Problem to work on
All lines holding the string "this" are to be shown.

Source data
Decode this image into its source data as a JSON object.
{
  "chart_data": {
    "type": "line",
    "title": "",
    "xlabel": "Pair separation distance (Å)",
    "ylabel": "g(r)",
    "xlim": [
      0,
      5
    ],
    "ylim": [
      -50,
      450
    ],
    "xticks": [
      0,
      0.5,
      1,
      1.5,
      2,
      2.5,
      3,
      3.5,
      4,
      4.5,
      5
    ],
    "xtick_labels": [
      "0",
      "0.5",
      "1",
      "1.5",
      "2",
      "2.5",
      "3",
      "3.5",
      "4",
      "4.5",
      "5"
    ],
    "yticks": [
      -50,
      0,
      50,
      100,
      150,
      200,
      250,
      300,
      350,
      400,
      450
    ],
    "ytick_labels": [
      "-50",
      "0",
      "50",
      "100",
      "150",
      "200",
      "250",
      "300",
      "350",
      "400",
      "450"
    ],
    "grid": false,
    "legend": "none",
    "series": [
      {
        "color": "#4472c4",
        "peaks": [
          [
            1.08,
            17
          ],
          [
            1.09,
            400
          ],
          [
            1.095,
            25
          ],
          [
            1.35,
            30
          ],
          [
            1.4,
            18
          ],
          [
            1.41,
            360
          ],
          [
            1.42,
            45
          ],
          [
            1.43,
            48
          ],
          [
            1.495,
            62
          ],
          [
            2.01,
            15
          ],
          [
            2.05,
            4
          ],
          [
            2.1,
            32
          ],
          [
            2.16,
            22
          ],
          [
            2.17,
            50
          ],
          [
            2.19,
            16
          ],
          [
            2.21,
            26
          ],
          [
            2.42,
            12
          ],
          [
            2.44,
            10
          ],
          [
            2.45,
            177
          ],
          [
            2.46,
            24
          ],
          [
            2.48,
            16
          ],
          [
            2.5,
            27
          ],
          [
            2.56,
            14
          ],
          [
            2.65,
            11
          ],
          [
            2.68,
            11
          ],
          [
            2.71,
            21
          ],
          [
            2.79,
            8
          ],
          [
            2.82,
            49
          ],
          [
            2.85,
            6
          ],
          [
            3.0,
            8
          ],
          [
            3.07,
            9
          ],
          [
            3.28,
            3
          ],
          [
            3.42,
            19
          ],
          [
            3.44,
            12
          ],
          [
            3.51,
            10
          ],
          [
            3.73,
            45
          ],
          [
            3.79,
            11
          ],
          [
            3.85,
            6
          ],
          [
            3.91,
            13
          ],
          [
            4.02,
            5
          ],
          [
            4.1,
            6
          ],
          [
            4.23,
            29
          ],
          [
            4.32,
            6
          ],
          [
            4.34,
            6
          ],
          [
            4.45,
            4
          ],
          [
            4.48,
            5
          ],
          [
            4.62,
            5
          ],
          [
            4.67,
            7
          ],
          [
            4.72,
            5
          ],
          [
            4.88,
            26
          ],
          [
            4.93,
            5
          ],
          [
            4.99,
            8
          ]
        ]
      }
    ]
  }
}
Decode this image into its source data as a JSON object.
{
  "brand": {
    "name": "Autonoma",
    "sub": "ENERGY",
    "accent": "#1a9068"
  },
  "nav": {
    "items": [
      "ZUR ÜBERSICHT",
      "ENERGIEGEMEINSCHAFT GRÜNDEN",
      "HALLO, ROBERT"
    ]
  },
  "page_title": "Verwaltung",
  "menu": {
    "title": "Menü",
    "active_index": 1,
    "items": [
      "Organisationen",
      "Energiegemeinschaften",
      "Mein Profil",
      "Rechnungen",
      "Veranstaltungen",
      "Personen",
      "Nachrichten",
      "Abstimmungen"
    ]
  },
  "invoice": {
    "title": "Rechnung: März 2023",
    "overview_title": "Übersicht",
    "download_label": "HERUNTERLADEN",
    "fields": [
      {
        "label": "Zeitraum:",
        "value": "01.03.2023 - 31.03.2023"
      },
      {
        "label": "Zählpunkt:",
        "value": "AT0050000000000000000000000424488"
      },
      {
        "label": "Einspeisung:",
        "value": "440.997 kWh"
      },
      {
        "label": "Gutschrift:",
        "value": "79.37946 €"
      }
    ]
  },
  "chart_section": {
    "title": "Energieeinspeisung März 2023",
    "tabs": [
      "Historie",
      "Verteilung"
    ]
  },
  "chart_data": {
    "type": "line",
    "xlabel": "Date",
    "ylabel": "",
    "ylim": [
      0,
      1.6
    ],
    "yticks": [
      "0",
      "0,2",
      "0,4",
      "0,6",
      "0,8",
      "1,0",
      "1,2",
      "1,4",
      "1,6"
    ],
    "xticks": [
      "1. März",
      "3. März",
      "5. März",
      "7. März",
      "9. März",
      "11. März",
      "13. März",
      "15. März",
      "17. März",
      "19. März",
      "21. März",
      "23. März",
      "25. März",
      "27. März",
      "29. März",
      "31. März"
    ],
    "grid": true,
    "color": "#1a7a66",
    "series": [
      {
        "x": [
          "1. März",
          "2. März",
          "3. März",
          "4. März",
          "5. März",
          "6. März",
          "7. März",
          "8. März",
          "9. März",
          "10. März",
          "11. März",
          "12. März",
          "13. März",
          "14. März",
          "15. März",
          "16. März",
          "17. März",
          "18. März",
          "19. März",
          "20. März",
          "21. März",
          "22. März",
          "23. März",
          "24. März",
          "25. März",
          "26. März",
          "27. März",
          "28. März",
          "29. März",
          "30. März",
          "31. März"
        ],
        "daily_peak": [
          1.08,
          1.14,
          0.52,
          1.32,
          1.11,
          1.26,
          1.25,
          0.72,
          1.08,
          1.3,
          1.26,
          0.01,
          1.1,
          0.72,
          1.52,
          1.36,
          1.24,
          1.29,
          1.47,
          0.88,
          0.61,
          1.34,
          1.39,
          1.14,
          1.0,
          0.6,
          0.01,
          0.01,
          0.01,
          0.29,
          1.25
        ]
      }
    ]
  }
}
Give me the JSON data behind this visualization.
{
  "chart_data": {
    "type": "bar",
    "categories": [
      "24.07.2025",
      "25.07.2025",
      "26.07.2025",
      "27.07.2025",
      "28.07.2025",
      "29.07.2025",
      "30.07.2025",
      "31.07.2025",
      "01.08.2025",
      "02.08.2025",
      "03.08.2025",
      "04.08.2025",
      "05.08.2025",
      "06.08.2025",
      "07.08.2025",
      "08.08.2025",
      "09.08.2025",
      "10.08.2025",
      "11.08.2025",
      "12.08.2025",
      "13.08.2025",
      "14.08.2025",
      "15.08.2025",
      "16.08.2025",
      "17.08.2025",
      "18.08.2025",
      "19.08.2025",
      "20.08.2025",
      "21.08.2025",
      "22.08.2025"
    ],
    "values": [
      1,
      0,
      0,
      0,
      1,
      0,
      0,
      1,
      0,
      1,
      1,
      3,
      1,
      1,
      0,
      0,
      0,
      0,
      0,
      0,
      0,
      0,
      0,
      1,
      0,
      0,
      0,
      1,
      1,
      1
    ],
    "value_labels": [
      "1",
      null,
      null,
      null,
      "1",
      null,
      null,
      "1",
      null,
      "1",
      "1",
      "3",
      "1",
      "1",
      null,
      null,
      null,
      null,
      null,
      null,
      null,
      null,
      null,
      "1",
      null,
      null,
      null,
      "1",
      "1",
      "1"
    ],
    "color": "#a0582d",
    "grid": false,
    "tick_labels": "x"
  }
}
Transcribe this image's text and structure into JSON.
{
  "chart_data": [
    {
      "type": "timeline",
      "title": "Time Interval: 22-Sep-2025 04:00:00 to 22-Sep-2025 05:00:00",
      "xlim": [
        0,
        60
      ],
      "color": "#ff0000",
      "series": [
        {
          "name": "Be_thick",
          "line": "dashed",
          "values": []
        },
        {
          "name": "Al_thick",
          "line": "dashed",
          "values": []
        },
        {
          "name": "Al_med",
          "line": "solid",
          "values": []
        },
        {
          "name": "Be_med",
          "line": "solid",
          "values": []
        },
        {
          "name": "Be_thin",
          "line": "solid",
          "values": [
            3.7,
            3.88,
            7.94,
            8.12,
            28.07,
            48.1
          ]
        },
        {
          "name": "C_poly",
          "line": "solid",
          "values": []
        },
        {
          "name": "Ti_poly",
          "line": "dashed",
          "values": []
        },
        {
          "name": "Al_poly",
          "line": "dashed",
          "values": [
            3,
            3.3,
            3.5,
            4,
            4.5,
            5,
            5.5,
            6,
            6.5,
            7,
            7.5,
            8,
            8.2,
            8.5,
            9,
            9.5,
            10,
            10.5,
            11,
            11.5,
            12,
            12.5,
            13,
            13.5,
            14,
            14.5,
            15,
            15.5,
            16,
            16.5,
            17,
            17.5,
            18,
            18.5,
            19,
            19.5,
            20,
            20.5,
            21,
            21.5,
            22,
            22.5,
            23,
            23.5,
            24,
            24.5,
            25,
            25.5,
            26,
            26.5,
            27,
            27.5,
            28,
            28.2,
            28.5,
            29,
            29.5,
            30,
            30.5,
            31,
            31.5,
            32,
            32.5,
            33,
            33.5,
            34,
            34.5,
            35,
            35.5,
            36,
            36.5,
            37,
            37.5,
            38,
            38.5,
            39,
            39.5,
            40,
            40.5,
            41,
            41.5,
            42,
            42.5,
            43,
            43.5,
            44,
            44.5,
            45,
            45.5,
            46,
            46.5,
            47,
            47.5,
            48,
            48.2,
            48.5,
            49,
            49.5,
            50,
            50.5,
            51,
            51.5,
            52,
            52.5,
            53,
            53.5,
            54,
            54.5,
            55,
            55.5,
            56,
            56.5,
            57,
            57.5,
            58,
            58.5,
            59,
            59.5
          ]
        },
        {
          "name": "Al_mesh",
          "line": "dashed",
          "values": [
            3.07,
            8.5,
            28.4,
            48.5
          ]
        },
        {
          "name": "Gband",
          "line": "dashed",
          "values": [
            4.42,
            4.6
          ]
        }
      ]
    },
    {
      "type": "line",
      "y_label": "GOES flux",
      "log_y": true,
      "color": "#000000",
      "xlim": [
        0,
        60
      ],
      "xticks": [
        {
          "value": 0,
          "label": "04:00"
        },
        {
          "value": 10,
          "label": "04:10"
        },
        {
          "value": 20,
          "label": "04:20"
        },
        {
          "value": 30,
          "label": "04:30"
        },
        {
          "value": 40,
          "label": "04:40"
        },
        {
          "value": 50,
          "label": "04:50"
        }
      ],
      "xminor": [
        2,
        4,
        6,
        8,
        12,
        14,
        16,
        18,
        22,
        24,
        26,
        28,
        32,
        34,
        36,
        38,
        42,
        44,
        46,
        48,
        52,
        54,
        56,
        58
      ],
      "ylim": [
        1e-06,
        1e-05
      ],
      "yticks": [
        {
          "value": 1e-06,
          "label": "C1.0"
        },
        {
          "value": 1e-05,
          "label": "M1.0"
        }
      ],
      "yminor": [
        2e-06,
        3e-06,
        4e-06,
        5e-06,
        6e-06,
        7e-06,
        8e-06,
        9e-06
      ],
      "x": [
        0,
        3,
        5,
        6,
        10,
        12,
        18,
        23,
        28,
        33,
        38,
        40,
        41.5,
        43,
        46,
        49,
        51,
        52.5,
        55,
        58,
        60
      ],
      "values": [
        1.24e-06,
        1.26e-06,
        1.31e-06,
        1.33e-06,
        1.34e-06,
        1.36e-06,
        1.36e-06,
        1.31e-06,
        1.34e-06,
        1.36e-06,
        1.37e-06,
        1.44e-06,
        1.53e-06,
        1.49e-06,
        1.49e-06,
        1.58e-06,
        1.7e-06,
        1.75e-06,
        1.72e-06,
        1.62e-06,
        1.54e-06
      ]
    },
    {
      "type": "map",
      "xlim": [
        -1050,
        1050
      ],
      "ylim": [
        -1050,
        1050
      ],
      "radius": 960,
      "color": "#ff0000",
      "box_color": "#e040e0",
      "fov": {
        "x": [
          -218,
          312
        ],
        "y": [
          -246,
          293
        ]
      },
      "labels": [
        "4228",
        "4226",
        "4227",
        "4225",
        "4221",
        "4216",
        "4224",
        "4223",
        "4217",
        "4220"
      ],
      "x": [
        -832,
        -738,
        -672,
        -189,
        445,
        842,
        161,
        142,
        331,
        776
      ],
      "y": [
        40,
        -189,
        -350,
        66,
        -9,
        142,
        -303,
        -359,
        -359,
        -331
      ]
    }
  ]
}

The answer
Decode this image into its source data as a JSON object.
Decode this image into its source data as a JSON object.
Give me the JSON data behind this visualization.
Transcribe this image's text and structure into JSON.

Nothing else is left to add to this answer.